## [The problem]
Copy every entry exactly.

** BEGIN **

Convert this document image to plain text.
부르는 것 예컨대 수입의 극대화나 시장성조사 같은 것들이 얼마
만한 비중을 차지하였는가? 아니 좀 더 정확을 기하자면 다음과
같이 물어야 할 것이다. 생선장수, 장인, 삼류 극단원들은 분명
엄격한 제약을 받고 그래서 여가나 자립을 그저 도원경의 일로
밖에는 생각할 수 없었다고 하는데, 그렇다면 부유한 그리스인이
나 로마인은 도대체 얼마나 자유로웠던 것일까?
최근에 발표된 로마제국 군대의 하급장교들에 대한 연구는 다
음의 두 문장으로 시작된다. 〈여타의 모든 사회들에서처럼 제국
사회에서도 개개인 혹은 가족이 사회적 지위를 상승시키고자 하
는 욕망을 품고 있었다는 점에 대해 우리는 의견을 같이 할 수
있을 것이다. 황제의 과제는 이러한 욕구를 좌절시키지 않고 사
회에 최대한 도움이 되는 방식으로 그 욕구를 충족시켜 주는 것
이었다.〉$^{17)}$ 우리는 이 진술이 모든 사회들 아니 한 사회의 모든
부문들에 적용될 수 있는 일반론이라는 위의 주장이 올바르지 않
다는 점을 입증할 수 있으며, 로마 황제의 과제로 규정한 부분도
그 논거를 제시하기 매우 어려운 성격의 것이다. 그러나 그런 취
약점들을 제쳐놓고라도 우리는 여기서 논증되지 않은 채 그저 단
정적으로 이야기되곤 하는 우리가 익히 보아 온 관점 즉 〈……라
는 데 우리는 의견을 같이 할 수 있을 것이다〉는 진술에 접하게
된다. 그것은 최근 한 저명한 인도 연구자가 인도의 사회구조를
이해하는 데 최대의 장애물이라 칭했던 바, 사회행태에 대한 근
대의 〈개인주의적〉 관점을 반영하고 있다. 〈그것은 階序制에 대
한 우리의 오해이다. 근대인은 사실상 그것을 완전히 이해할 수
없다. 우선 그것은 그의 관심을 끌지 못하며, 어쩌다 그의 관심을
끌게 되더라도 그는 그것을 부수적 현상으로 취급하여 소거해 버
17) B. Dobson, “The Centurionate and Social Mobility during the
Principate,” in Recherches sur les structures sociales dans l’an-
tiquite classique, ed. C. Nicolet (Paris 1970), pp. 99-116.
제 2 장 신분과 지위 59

** END **

## [Task output]
Convert this document image to plain text.
부르는 것 예컨대 수입의 극대화나 시장성조사 같은 것들이 얼마
만한 비중을 차지하였는가? 아니 좀 더 정확을 기하자면 다음과
같이 물어야 할 것이다. 생선장수, 장인, 삼류 극단원들은 분명
엄격한 제약을 받고 그래서 여가나 자립을 그저 도원경의 일로
밖에는 생각할 수 없었다고 하는데, 그렇다면 부유한 그리스인이
나 로마인은 도대체 얼마나 자유로웠던 것일까?
최근에 발표된 로마제국 군대의 하급장교들에 대한 연구는 다
음의 두 문장으로 시작된다. 〈여타의 모든 사회들에서처럼 제국
사회에서도 개개인 혹은 가족이 사회적 지위를 상승시키고자 하
는 욕망을 품고 있었다는 점에 대해 우리는 의견을 같이 할 수
있을 것이다. 황제의 과제는 이러한 욕구를 좌절시키지 않고 사
회에 최대한 도움이 되는 방식으로 그 욕구를 충족시켜 주는 것
이었다.〉$^{17)}$ 우리는 이 진술이 모든 사회들 아니 한 사회의 모든
부문들에 적용될 수 있는 일반론이라는 위의 주장이 올바르지 않
다는 점을 입증할 수 있으며, 로마 황제의 과제로 규정한 부분도
그 논거를 제시하기 매우 어려운 성격의 것이다. 그러나 그런 취
약점들을 제쳐놓고라도 우리는 여기서 논증되지 않은 채 그저 단
정적으로 이야기되곤 하는 우리가 익히 보아 온 관점 즉 〈……라
는 데 우리는 의견을 같이 할 수 있을 것이다〉는 진술에 접하게
된다. 그것은 최근 한 저명한 인도 연구자가 인도의 사회구조를
이해하는 데 최대의 장애물이라 칭했던 바, 사회행태에 대한 근
대의 〈개인주의적〉 관점을 반영하고 있다. 〈그것은 階序制에 대
한 우리의 오해이다. 근대인은 사실상 그것을 완전히 이해할 수
없다. 우선 그것은 그의 관심을 끌지 못하며, 어쩌다 그의 관심을
끌게 되더라도 그는 그것을 부수적 현상으로 취급하여 소거해 버
17) B. Dobson, “The Centurionate and Social Mobility during the
Principate,” in Recherches sur les structures sociales dans l’an-
tiquite classique, ed. C. Nicolet (Paris 1970), pp. 99-116.
제 2 장 신분과 지위 59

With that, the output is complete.